┌─ Records provided
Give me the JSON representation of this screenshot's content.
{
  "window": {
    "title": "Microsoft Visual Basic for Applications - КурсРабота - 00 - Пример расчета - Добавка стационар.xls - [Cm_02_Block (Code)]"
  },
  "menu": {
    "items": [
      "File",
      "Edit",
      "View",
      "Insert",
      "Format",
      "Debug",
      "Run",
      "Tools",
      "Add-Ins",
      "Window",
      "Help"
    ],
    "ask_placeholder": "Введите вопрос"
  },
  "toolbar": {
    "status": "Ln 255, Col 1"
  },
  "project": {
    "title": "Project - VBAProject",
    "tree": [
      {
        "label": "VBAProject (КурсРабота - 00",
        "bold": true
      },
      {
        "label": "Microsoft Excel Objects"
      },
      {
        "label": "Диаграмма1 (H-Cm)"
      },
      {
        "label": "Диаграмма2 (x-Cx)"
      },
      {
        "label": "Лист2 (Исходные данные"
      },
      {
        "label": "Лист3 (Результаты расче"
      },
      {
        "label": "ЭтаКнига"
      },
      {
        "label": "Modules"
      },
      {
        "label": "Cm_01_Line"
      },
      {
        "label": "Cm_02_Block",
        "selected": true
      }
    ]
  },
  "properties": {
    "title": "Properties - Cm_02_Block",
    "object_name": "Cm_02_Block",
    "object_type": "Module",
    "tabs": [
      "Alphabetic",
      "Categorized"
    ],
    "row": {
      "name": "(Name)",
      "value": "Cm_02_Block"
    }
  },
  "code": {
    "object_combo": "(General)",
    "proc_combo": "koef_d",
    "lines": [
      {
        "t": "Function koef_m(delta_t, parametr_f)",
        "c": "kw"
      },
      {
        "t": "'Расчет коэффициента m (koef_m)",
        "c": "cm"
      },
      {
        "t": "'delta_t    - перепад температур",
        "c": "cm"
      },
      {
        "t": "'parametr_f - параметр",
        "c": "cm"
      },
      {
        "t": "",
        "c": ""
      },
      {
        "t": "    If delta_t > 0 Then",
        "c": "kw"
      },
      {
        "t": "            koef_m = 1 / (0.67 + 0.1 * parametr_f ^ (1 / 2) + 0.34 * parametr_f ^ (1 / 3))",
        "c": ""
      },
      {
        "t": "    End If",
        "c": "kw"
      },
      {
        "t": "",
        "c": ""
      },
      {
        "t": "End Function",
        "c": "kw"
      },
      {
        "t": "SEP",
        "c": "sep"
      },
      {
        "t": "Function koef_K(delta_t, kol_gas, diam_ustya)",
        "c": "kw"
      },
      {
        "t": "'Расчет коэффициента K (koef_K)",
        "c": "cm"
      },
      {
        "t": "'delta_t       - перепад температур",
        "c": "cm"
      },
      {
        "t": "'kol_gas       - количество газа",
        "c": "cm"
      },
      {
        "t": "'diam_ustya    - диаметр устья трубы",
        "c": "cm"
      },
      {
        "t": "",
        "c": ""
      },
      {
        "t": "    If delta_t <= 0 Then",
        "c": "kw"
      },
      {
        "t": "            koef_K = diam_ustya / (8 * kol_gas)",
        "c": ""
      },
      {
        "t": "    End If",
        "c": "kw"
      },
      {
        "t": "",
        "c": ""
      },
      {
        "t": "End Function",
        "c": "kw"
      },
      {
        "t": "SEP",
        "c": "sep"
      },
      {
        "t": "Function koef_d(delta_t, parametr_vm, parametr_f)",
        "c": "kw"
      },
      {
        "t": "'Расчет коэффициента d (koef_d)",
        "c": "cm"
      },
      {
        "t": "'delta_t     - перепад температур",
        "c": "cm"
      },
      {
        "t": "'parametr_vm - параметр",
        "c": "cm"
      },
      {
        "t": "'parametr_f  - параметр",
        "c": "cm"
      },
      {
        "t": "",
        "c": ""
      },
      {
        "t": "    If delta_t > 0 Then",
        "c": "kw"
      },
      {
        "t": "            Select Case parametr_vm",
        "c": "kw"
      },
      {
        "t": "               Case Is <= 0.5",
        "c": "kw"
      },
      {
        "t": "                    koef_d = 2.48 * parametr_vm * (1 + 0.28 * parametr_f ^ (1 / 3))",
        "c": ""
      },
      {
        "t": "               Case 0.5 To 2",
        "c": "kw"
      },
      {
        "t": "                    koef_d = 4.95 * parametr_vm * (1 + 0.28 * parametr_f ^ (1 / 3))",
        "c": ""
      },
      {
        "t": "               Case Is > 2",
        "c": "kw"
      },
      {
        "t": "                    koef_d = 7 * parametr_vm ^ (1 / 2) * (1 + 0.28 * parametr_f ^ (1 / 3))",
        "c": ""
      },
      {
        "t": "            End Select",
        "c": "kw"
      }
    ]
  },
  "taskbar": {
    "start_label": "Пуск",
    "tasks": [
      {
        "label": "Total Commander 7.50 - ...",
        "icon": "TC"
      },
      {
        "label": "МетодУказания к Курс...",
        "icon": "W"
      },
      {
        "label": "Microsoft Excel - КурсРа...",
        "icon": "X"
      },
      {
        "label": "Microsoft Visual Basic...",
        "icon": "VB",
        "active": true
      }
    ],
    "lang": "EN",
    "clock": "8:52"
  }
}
└─
◆ Short problem ◆
In the listing, find all lines with the string "Function" and copy them.

◆ Completed task ◆
        "t": "Function koef_m(delta_t, parametr_f)",
        "t": "End Function",
        "t": "Function koef_K(delta_t, kol_gas, diam_ustya)",
        "t": "End Function",
        "t": "Function koef_d(delta_t, parametr_vm, parametr_f)",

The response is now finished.